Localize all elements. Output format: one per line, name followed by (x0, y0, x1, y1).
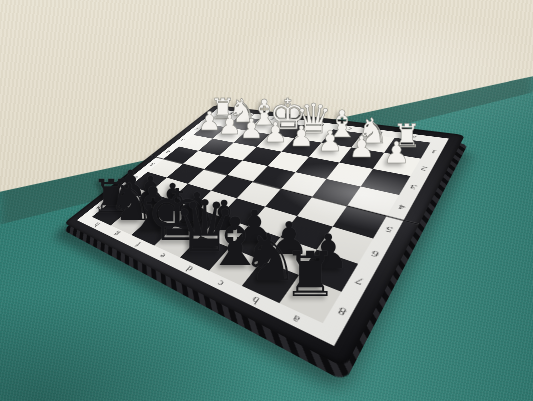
photo-scene: hh11gg22ff33ee44dd55cc66bb77aa88 ♜♞♝♛♚♝♞… (0, 0, 533, 401)
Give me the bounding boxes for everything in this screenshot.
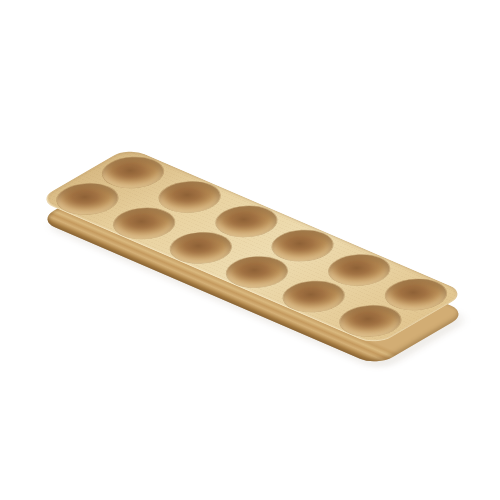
product-photo-stage: [0, 0, 500, 500]
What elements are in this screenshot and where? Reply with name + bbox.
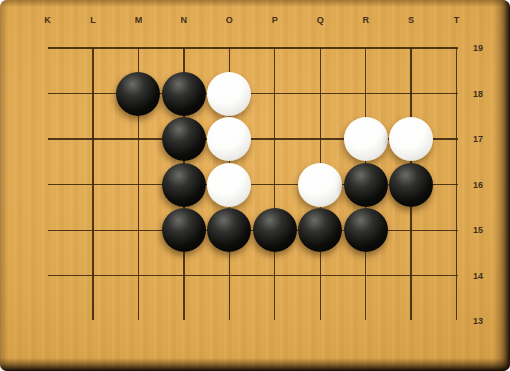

**O QUE FAZER:** Troque "screenshot" por "screen capture" em todas as linhas acima e reescreva-as sem nenhuma outra alteração. Deixe as imagens fora da resposta.

**RESULTADO COMPLETO:**
Localize all elements. Output format: one per line, name followed by (x0, y0, x1, y1).
photo-scene: hh11gg22ff33ee44dd55cc66bb77aa88 ♜♞♝♛♚♝♞… (0, 0, 533, 401)
Give me the bounding boxes for everything in this screen capture.
product-photo-stage: [0, 0, 500, 500]
What elements are in this screen capture and where? Reply with name + bbox.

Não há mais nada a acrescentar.